* [Short problem]: Reproduce each of the following records word for word, without altering any line.

Records excerpted from a collection:
═══
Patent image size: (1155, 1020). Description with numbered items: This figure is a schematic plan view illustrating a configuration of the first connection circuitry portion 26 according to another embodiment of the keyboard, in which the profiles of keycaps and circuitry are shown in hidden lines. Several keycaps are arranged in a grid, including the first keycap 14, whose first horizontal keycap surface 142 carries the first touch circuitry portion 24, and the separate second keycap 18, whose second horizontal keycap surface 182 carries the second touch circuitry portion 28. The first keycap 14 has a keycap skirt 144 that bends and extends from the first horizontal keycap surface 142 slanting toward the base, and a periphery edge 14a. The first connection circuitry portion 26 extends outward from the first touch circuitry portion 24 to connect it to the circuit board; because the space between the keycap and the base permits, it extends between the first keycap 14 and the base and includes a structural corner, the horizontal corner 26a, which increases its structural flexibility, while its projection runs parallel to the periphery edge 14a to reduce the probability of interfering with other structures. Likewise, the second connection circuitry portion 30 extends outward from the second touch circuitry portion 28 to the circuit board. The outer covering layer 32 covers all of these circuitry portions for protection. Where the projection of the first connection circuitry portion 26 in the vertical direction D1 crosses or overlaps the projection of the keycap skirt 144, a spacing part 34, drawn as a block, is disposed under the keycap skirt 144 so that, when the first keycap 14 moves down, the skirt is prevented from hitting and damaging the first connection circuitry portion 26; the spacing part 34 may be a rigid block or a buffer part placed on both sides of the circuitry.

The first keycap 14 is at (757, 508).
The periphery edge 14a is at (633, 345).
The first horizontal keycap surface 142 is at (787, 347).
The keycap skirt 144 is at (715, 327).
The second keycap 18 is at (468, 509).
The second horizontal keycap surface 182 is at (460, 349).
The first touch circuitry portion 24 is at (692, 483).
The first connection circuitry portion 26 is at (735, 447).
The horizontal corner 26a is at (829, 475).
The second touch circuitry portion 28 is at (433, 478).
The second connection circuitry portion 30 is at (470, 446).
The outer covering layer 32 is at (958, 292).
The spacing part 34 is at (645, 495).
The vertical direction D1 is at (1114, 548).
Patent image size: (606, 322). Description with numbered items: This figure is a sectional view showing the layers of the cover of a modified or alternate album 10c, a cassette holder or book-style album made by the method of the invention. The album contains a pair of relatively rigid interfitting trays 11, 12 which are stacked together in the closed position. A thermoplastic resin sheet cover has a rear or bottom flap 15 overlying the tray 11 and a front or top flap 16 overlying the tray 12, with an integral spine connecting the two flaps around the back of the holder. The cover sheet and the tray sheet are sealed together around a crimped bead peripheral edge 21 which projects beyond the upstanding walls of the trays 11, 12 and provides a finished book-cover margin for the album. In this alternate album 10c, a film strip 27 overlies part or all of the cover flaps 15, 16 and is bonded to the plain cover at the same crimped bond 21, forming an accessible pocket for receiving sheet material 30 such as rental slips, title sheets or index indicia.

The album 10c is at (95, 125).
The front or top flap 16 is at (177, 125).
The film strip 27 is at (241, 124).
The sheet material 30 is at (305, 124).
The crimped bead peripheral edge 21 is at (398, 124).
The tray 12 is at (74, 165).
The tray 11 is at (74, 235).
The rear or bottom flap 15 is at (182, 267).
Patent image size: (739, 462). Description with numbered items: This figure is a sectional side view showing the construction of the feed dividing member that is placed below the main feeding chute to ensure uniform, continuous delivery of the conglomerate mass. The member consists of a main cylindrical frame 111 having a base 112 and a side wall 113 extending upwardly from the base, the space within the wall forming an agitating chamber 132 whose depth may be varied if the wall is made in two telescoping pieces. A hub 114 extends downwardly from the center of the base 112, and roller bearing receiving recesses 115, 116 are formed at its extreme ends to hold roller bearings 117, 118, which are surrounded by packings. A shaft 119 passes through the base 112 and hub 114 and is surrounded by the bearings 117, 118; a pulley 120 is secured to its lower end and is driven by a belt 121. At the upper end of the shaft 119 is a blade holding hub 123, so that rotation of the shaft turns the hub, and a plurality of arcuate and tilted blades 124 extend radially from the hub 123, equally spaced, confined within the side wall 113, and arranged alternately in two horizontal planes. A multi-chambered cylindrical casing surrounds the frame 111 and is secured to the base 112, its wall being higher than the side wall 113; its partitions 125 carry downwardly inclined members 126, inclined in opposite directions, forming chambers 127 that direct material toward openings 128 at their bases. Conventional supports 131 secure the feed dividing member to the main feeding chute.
═══
* [Finished task]:
Patent image size: (1155, 1020). Description with numbered items: This figure is a schematic plan view illustrating a configuration of the first connection circuitry portion 26 according to another embodiment of the keyboard, in which the profiles of keycaps and circuitry are shown in hidden lines. Several keycaps are arranged in a grid, including the first keycap 14, whose first horizontal keycap surface 142 carries the first touch circuitry portion 24, and the separate second keycap 18, whose second horizontal keycap surface 182 carries the second touch circuitry portion 28. The first keycap 14 has a keycap skirt 144 that bends and extends from the first horizontal keycap surface 142 slanting toward the base, and a periphery edge 14a. The first connection circuitry portion 26 extends outward from the first touch circuitry portion 24 to connect it to the circuit board; because the space between the keycap and the base permits, it extends between the first keycap 14 and the base and includes a structural corner, the horizontal corner 26a, which increases its structural flexibility, while its projection runs parallel to the periphery edge 14a to reduce the probability of interfering with other structures. Likewise, the second connection circuitry portion 30 extends outward from the second touch circuitry portion 28 to the circuit board. The outer covering layer 32 covers all of these circuitry portions for protection. Where the projection of the first connection circuitry portion 26 in the vertical direction D1 crosses or overlaps the projection of the keycap skirt 144, a spacing part 34, drawn as a block, is disposed under the keycap skirt 144 so that, when the first keycap 14 moves down, the skirt is prevented from hitting and damaging the first connection circuitry portion 26; the spacing part 34 may be a rigid block or a buffer part placed on both sides of the circuitry.

The first keycap 14 is at (757, 508).
The periphery edge 14a is at (633, 345).
The first horizontal keycap surface 142 is at (787, 347).
The keycap skirt 144 is at (715, 327).
The second keycap 18 is at (468, 509).
The second horizontal keycap surface 182 is at (460, 349).
The first touch circuitry portion 24 is at (692, 483).
The first connection circuitry portion 26 is at (735, 447).
The horizontal corner 26a is at (829, 475).
The second touch circuitry portion 28 is at (433, 478).
The second connection circuitry portion 30 is at (470, 446).
The outer covering layer 32 is at (958, 292).
The spacing part 34 is at (645, 495).
The vertical direction D1 is at (1114, 548).
Patent image size: (606, 322). Description with numbered items: This figure is a sectional view showing the layers of the cover of a modified or alternate album 10c, a cassette holder or book-style album made by the method of the invention. The album contains a pair of relatively rigid interfitting trays 11, 12 which are stacked together in the closed position. A thermoplastic resin sheet cover has a rear or bottom flap 15 overlying the tray 11 and a front or top flap 16 overlying the tray 12, with an integral spine connecting the two flaps around the back of the holder. The cover sheet and the tray sheet are sealed together around a crimped bead peripheral edge 21 which projects beyond the upstanding walls of the trays 11, 12 and provides a finished book-cover margin for the album. In this alternate album 10c, a film strip 27 overlies part or all of the cover flaps 15, 16 and is bonded to the plain cover at the same crimped bond 21, forming an accessible pocket for receiving sheet material 30 such as rental slips, title sheets or index indicia.

The album 10c is at (95, 125).
The front or top flap 16 is at (177, 125).
The film strip 27 is at (241, 124).
The sheet material 30 is at (305, 124).
The crimped bead peripheral edge 21 is at (398, 124).
The tray 12 is at (74, 165).
The tray 11 is at (74, 235).
The rear or bottom flap 15 is at (182, 267).
Patent image size: (739, 462). Description with numbered items: This figure is a sectional side view showing the construction of the feed dividing member that is placed below the main feeding chute to ensure uniform, continuous delivery of the conglomerate mass. The member consists of a main cylindrical frame 111 having a base 112 and a side wall 113 extending upwardly from the base, the space within the wall forming an agitating chamber 132 whose depth may be varied if the wall is made in two telescoping pieces. A hub 114 extends downwardly from the center of the base 112, and roller bearing receiving recesses 115, 116 are formed at its extreme ends to hold roller bearings 117, 118, which are surrounded by packings. A shaft 119 passes through the base 112 and hub 114 and is surrounded by the bearings 117, 118; a pulley 120 is secured to its lower end and is driven by a belt 121. At the upper end of the shaft 119 is a blade holding hub 123, so that rotation of the shaft turns the hub, and a plurality of arcuate and tilted blades 124 extend radially from the hub 123, equally spaced, confined within the side wall 113, and arranged alternately in two horizontal planes. A multi-chambered cylindrical casing surrounds the frame 111 and is secured to the base 112, its wall being higher than the side wall 113; its partitions 125 carry downwardly inclined members 126, inclined in opposite directions, forming chambers 127 that direct material toward openings 128 at their bases. Conventional supports 131 secure the feed dividing member to the main feeding chute.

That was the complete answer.